---- DATA EXTRACT

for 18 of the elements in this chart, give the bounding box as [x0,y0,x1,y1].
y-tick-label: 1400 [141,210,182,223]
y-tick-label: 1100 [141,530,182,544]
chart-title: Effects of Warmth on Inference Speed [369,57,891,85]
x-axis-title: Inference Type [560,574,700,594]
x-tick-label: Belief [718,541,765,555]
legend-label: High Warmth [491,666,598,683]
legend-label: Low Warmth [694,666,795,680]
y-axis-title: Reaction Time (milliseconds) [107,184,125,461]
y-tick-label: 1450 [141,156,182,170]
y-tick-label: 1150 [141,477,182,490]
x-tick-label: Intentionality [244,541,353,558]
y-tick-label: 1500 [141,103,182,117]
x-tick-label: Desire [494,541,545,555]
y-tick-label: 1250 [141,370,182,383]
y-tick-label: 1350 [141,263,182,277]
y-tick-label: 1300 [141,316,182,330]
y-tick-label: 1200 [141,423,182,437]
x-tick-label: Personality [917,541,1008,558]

--------

**TASK STATEMENT:** Copy the material word for word, beginning with its first line and stopping after the line that contains "chart-title: Effects of". Include both of those lines.

**RESPONSE TO THE EXERCISE:**
for 18 of the elements in this chart, give the bounding box as [x0,y0,x1,y1].
y-tick-label: 1400 [141,210,182,223]
y-tick-label: 1100 [141,530,182,544]
chart-title: Effects of Warmth on Inference Speed [369,57,891,85]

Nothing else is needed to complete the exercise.